§ **Supplied records**:

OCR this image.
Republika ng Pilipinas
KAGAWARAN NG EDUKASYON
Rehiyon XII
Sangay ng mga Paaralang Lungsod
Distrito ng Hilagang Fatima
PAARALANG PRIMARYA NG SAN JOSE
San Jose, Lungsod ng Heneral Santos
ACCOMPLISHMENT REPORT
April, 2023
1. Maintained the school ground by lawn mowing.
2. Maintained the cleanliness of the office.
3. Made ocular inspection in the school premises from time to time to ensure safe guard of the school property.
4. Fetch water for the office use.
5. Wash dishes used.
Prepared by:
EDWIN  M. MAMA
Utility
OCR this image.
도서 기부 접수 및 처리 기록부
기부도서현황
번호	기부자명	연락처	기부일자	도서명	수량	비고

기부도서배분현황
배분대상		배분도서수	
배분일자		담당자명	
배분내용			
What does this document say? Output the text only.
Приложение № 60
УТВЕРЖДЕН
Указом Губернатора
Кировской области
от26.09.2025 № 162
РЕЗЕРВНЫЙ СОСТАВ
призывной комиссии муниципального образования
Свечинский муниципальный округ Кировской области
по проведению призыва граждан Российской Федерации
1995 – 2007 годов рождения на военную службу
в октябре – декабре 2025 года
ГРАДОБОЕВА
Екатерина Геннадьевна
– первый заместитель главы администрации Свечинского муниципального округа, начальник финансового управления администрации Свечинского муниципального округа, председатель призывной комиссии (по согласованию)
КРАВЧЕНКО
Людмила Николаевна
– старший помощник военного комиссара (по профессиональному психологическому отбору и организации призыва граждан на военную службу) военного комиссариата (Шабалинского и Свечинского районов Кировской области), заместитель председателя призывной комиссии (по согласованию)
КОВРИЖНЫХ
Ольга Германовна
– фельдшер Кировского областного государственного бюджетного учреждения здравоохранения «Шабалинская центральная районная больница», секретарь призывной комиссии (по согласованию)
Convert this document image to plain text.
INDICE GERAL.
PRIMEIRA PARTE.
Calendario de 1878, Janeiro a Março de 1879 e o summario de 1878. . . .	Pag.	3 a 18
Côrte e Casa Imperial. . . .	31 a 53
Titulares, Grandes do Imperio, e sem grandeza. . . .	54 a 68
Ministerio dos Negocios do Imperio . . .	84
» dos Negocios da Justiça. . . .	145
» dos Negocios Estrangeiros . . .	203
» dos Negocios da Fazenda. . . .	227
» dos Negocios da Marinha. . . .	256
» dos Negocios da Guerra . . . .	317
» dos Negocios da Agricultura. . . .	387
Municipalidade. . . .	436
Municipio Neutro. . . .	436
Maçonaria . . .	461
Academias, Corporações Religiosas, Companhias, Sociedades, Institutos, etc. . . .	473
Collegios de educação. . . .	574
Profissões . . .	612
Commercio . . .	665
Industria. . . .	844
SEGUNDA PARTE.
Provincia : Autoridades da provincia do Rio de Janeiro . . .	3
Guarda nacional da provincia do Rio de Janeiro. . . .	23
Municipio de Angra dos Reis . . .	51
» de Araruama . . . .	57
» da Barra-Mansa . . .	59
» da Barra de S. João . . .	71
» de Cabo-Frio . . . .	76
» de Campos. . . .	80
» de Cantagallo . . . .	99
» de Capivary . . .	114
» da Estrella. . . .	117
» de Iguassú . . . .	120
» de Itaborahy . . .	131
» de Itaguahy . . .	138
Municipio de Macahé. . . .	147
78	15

§ **What to do**:
On how many lines does the word "Negocios" appear? Answer with only the number.

§ **Output for this task**:
7